Count how many lines below include the string "JSON", and give that number without anything else.

Start of Dataset rows

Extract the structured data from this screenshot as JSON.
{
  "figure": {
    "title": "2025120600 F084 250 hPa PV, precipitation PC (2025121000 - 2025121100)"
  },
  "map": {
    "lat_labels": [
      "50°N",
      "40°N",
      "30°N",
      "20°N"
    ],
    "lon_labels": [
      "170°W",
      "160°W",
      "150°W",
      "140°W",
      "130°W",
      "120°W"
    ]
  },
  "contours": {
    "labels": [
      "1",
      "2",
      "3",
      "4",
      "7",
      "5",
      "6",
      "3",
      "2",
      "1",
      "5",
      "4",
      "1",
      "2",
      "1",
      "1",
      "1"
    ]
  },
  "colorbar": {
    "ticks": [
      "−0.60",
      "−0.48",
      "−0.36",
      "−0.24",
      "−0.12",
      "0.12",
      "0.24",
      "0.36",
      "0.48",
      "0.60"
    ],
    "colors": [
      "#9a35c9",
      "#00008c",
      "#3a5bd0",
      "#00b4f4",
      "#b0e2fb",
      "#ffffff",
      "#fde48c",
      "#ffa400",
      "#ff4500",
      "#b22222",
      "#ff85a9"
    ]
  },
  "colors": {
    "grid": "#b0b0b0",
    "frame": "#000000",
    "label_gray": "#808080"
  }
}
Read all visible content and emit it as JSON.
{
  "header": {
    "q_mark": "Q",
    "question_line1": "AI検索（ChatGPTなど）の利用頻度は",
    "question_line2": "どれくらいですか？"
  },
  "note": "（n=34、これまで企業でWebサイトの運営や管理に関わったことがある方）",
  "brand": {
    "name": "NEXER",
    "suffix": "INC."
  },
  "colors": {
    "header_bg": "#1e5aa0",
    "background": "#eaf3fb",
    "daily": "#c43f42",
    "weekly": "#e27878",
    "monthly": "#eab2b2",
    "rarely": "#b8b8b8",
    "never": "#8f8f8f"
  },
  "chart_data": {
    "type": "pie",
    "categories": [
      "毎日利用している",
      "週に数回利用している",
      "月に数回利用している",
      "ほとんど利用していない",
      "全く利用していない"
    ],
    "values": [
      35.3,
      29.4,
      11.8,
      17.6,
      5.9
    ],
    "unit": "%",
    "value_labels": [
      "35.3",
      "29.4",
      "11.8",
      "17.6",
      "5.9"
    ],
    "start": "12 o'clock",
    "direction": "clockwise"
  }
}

End of Dataset rows

Task answer => 2